- Do this: Every record must be written out once more, with nothing added or omitted.

- Extracted records:
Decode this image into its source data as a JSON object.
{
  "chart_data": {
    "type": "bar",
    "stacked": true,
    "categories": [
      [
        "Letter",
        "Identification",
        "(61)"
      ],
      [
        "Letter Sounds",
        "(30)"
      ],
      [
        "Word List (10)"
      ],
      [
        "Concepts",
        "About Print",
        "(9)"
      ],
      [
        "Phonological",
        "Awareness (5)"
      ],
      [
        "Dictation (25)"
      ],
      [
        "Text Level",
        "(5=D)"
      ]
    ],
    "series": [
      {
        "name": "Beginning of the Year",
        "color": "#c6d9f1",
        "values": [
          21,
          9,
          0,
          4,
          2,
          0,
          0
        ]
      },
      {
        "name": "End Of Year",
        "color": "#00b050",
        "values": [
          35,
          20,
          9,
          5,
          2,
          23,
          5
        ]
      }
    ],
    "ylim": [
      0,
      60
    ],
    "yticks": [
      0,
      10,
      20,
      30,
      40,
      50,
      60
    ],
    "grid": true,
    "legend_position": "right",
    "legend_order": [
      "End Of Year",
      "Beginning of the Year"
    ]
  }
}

- Solution:
Decode this image into its source data as a JSON object.
{
  "chart_data": {
    "type": "bar",
    "stacked": true,
    "categories": [
      [
        "Letter",
        "Identification",
        "(61)"
      ],
      [
        "Letter Sounds",
        "(30)"
      ],
      [
        "Word List (10)"
      ],
      [
        "Concepts",
        "About Print",
        "(9)"
      ],
      [
        "Phonological",
        "Awareness (5)"
      ],
      [
        "Dictation (25)"
      ],
      [
        "Text Level",
        "(5=D)"
      ]
    ],
    "series": [
      {
        "name": "Beginning of the Year",
        "color": "#c6d9f1",
        "values": [
          21,
          9,
          0,
          4,
          2,
          0,
          0
        ]
      },
      {
        "name": "End Of Year",
        "color": "#00b050",
        "values": [
          35,
          20,
          9,
          5,
          2,
          23,
          5
        ]
      }
    ],
    "ylim": [
      0,
      60
    ],
    "yticks": [
      0,
      10,
      20,
      30,
      40,
      50,
      60
    ],
    "grid": true,
    "legend_position": "right",
    "legend_order": [
      "End Of Year",
      "Beginning of the Year"
    ]
  }
}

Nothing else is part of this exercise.